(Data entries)
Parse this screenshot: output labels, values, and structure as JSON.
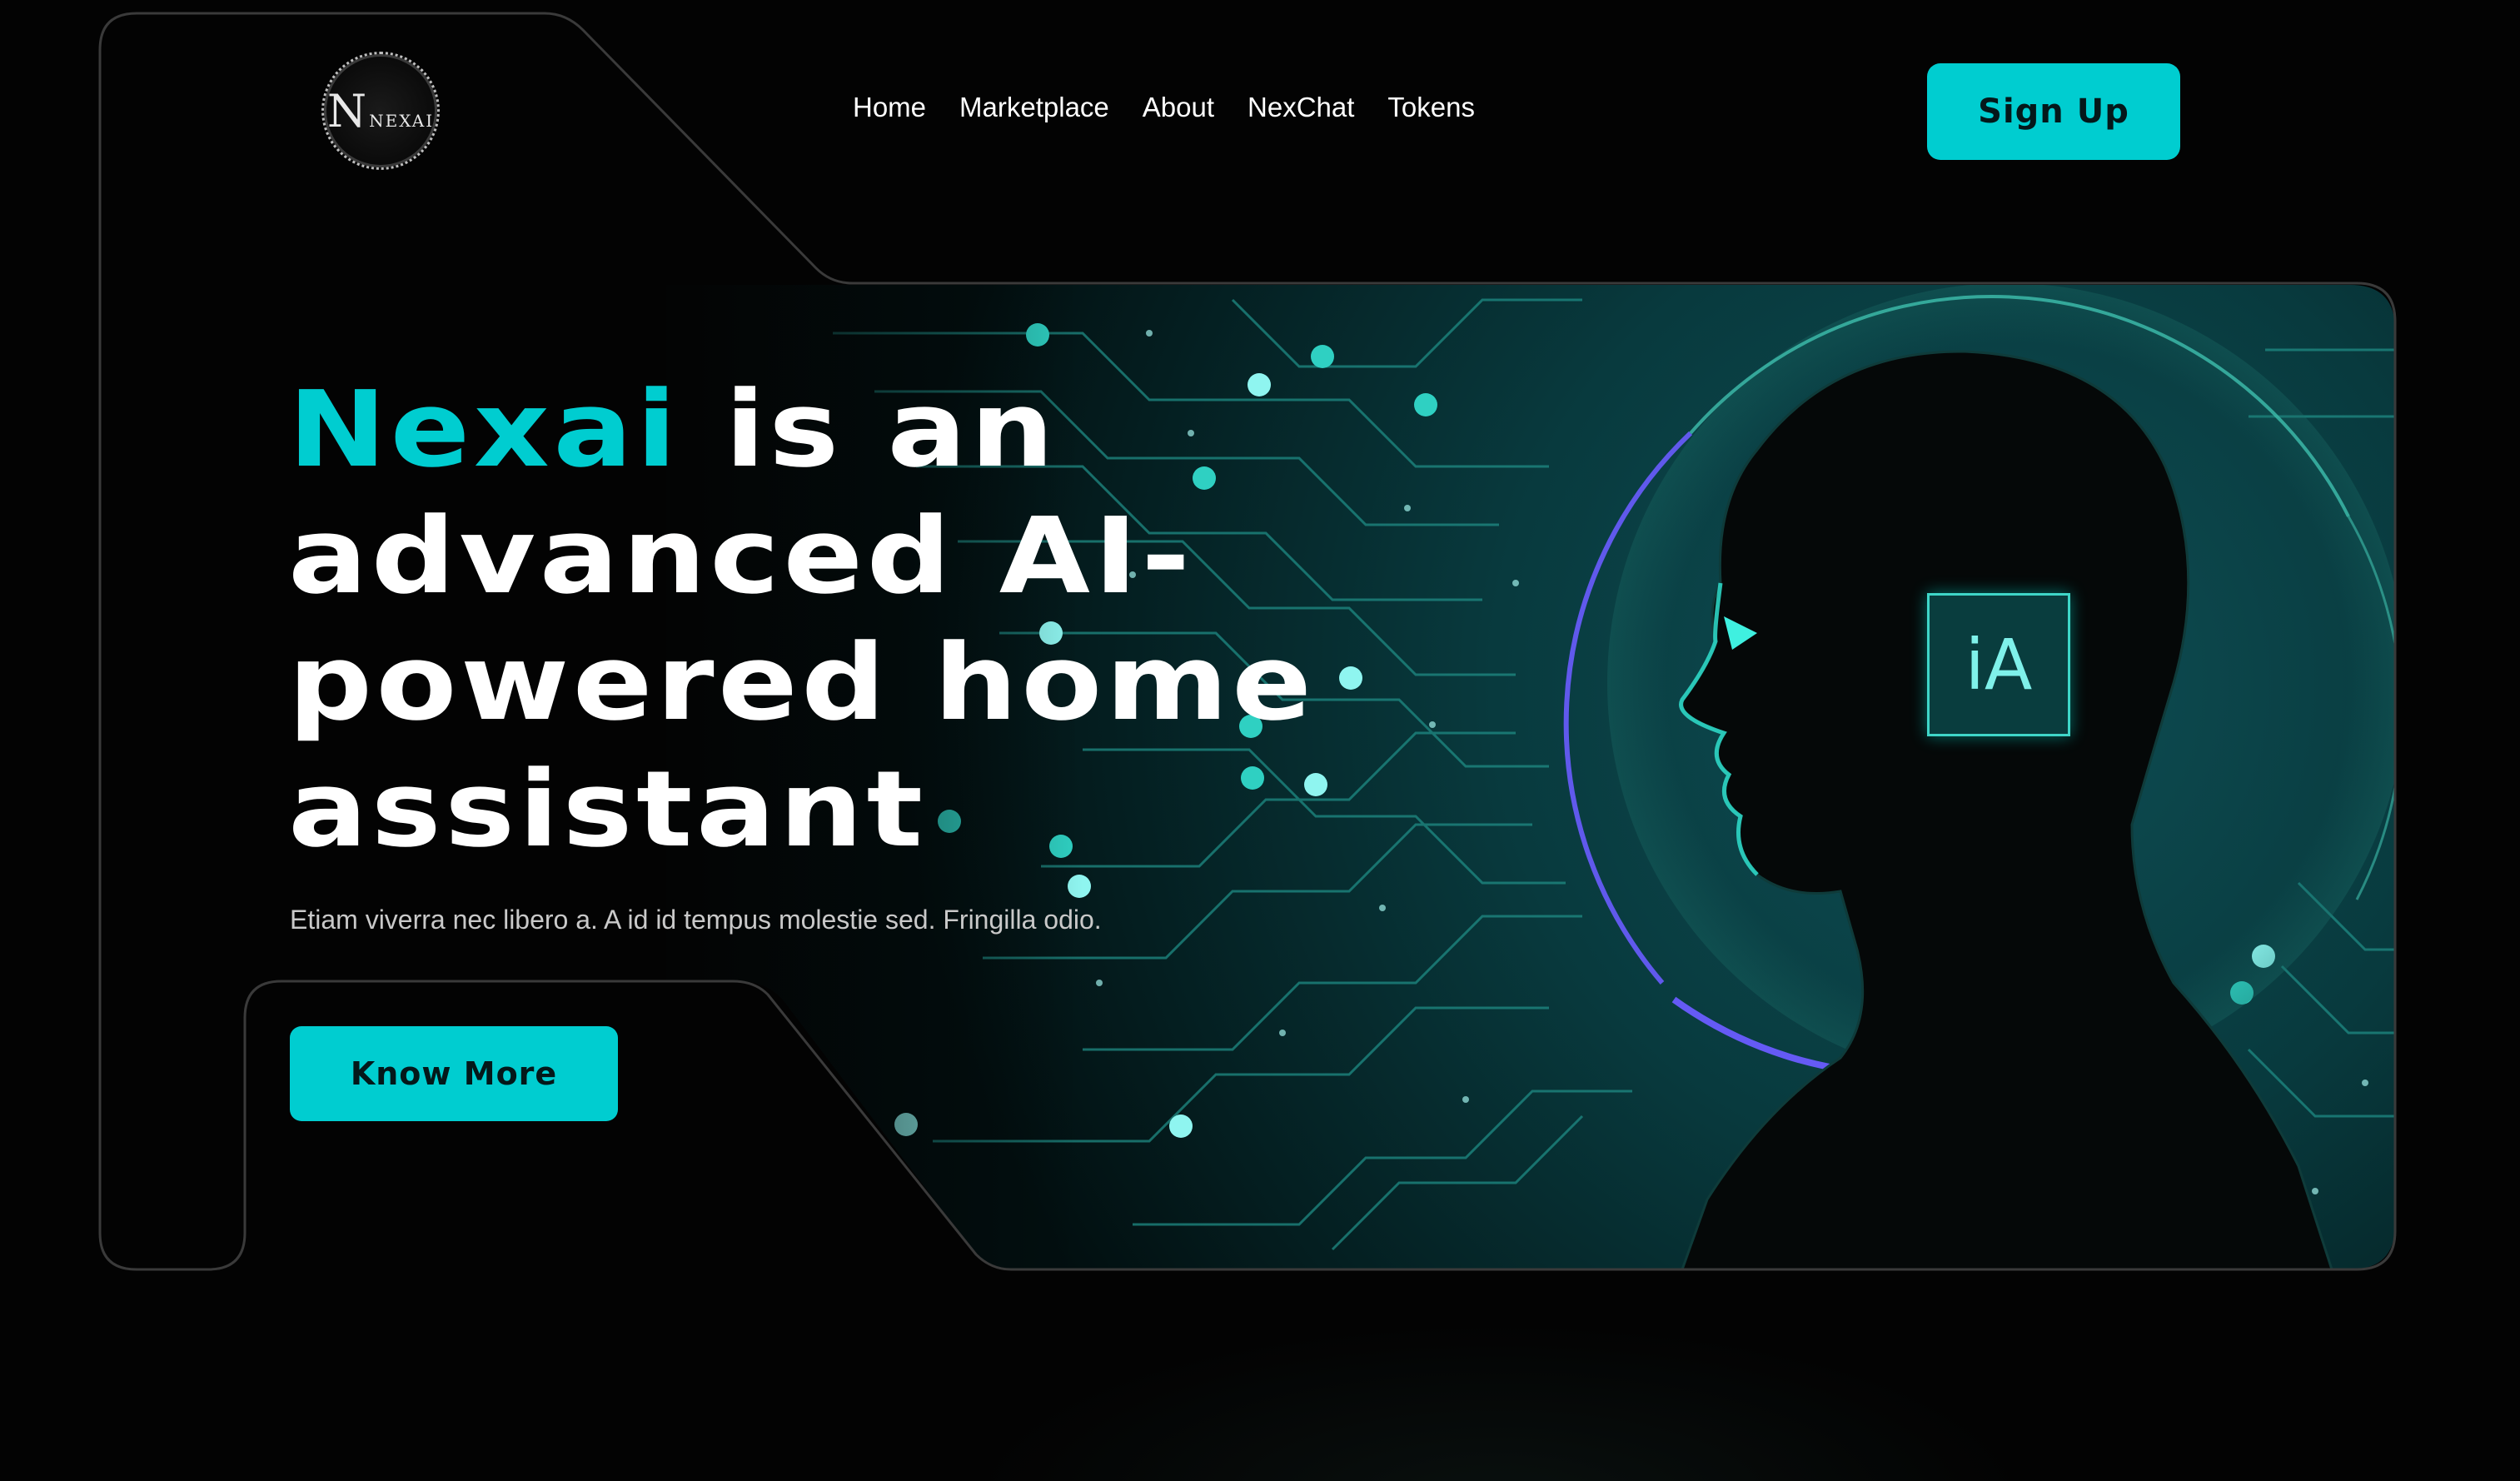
{
  "brand": {
    "logo_big": "N",
    "logo_small": "NEXAI"
  },
  "nav": {
    "items": [
      "Home",
      "Marketplace",
      "About",
      "NexChat",
      "Tokens"
    ],
    "signup_label": "Sign Up"
  },
  "hero": {
    "title_accent": "Nexai",
    "title_rest_line1": " is an",
    "title_line2": "advanced AI-",
    "title_line3": "powered home",
    "title_line4": "assistant",
    "subtitle": "Etiam viverra nec libero a. A id id tempus molestie sed. Fringilla odio.",
    "cta_label": "Know More",
    "chip_label": "iA"
  },
  "colors": {
    "accent": "#00cdd0",
    "background": "#030303",
    "frame_stroke": "#3a3a3a",
    "halo": "#5b4dff"
  }
}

### EXERCISE BRIEF
Pictures are not part of the copy; reproduce everything else in the records exactly.

### TASK OUTPUT
Parse this screenshot: output labels, values, and structure as JSON.
{
  "brand": {
    "logo_big": "N",
    "logo_small": "NEXAI"
  },
  "nav": {
    "items": [
      "Home",
      "Marketplace",
      "About",
      "NexChat",
      "Tokens"
    ],
    "signup_label": "Sign Up"
  },
  "hero": {
    "title_accent": "Nexai",
    "title_rest_line1": " is an",
    "title_line2": "advanced AI-",
    "title_line3": "powered home",
    "title_line4": "assistant",
    "subtitle": "Etiam viverra nec libero a. A id id tempus molestie sed. Fringilla odio.",
    "cta_label": "Know More",
    "chip_label": "iA"
  },
  "colors": {
    "accent": "#00cdd0",
    "background": "#030303",
    "frame_stroke": "#3a3a3a",
    "halo": "#5b4dff"
  }
}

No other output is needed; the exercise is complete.